Source document:

######

Our key optimisation objective, as formulated in Eq. (1), is to minimise the Euclidean distance between the head and tail matrices for each parallel process. In addition, following Sun et al. (2019) and Tang et al. (2020), we restrict the relation embedding matrix $R_{i,j}$ to be orthogonal throughout model training, which has been shown effective in improving KGE quality. Previous KGE models use different approaches to impose orthogonality. For instance, RotatE (Sun et al., 2019) takes advantage of a corollary of Euler’s identity and defines its relation embedding as

R_{i,j}=\begin{bmatrix}\cos{\theta_{i,j}}&\!\sin{\theta_{i,j}}\\ -\sin{\theta_{i,j}}&\!\cos{\theta_{i,j}}\end{bmatrix},

(2)

which is controlled by a learnable parameter $\theta_{i,j}$ . Although Eq. (2) holds orthogonality and retains simplicity, it is essentially a special case of segmented embedding where $d_{s}$ equals 2. As a result, $R_{i,j}$ is always two-dimensional, which greatly limits the modelling capacity (see § 3.4 for discussion on the impact of dimensionality). To overcome this limitation, OTE (Tang et al., 2020) explicitly orthogonalises $R_{i,j}$ using the Gram-Schmidt algorithm per back-propagation step (see Appendix A for details). However, while this scheme works well for a wide range of $d_{s}$ (i.e., the dimension for the sub-vector), similar to RotatE, OTE finds a good model solution based on gradient descent, which is computationally very expensive.

We address the computational issue by proposing a highly efficient method utilising the proposed parallelism of full batch learning. With full batch learning, comparing with existing methods which deal with heterogeneous relations, ProcrustEs only needs to optimise one single $R_{i,j}$ in each process, which becomes a simple constrained matrix regression task. More importantly, through Singular Value Decomposition (SVD), we can derive an closed-form solution (Schönemann, 1966) as

R_{i,j}^{\star}=UV^{\intercal},\text{w/ }U\Sigma V^{\intercal}=\mathrm{SVD}(H_{i,j}^{\intercal}T_{i,j}),

(3)

######

Records provided:
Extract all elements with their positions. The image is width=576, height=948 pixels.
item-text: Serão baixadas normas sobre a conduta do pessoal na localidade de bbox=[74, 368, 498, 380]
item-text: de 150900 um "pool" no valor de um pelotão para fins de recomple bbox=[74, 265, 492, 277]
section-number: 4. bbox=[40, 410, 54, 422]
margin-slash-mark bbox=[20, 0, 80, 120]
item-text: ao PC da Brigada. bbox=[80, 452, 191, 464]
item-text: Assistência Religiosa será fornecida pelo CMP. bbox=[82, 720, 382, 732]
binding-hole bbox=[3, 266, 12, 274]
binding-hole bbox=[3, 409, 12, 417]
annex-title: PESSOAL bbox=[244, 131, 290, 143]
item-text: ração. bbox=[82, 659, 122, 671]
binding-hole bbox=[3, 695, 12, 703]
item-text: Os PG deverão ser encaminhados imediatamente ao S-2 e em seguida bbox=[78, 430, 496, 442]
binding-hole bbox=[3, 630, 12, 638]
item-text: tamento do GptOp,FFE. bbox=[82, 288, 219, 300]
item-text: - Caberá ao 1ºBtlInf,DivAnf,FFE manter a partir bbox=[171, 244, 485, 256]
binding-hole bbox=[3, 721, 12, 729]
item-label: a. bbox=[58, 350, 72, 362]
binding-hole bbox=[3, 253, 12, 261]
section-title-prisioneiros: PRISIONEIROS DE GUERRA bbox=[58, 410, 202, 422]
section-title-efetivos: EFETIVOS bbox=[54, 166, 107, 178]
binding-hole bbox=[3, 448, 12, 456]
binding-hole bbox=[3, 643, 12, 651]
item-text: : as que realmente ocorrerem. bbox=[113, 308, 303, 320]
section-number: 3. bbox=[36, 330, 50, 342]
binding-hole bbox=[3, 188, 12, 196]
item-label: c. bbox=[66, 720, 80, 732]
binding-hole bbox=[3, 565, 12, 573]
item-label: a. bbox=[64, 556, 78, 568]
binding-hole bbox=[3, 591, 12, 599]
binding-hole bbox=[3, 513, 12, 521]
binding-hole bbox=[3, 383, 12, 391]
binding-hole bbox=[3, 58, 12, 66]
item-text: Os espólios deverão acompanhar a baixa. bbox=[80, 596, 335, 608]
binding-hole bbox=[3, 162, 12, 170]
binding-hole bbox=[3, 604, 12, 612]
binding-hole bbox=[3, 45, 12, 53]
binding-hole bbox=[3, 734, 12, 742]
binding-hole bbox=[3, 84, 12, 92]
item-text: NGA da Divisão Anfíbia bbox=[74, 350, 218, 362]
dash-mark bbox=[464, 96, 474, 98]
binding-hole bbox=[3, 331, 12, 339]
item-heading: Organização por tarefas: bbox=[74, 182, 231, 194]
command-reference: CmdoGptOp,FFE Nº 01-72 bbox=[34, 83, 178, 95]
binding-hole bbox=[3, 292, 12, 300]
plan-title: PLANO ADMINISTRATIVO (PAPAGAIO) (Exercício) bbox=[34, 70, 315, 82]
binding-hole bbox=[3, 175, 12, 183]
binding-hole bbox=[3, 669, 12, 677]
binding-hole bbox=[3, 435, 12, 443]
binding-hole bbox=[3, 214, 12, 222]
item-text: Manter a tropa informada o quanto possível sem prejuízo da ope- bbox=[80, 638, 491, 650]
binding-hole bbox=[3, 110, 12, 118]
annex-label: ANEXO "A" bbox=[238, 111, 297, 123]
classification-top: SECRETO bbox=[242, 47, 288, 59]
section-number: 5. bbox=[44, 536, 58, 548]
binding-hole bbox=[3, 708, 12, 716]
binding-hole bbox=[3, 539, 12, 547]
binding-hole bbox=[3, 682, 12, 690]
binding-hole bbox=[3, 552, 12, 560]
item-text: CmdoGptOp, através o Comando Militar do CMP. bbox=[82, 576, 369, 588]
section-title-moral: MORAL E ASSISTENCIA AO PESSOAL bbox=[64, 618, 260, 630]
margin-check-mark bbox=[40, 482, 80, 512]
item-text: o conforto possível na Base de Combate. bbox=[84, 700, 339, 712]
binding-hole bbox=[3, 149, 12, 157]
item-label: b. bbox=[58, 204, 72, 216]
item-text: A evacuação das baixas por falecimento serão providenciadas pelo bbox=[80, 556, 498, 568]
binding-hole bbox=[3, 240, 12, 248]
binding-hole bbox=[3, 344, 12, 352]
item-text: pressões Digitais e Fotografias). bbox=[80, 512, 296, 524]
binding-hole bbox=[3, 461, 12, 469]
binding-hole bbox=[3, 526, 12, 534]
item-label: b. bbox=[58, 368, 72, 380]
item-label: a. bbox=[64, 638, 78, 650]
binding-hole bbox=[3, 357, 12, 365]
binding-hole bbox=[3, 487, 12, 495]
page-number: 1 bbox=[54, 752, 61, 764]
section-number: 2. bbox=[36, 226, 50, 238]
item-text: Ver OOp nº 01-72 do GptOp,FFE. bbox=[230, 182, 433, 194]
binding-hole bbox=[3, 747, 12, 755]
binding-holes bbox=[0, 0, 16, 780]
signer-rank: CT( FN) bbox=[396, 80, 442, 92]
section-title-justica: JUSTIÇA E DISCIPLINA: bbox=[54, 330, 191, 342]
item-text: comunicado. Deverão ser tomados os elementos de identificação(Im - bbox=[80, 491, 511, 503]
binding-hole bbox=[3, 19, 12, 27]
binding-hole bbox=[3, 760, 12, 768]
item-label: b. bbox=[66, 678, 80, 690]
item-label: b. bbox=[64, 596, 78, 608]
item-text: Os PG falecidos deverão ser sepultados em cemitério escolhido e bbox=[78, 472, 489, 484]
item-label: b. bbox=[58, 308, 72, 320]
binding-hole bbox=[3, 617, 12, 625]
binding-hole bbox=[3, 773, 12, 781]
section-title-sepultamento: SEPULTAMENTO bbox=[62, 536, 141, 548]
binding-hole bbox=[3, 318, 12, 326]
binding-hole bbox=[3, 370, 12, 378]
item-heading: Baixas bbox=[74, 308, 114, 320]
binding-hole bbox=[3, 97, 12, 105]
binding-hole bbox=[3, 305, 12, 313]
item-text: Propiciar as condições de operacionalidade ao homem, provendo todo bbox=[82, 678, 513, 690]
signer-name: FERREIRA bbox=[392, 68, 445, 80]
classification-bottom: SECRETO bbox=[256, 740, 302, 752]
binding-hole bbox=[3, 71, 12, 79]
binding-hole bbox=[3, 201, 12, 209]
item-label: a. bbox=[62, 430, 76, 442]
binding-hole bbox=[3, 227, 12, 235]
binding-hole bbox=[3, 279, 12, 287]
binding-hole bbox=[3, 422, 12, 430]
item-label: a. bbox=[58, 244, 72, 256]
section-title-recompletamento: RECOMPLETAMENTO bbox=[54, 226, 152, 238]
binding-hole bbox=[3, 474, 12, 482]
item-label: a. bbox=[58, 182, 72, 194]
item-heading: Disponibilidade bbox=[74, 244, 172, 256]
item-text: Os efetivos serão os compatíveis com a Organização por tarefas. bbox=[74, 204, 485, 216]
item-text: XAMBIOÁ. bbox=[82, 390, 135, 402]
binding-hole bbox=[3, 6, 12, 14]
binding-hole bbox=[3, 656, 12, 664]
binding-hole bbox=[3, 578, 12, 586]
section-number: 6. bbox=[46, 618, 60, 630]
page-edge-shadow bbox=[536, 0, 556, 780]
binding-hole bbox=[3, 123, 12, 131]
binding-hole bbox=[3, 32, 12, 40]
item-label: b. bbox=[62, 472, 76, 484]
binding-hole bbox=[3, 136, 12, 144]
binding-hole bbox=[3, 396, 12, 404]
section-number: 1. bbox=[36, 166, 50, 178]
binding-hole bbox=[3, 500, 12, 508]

######

Instructions to follow: Write out everything in the knowledge graph embedding text from "which is controlled" down to "computationally very expensive.", putting "Householder method" in place of "Gram-Schmidt algorithm".

Final answer:
which is controlled by a learnable parameter $\theta_{i,j}$ . Although Eq. (2) holds orthogonality and retains simplicity, it is essentially a special case of segmented embedding where $d_{s}$ equals 2. As a result, $R_{i,j}$ is always two-dimensional, which greatly limits the modelling capacity (see § 3.4 for discussion on the impact of dimensionality). To overcome this limitation, OTE (Tang et al., 2020) explicitly orthogonalises $R_{i,j}$ using the Householder method per back-propagation step (see Appendix A for details). However, while this scheme works well for a wide range of $d_{s}$ (i.e., the dimension for the sub-vector), similar to RotatE, OTE finds a good model solution based on gradient descent, which is computationally very expensive.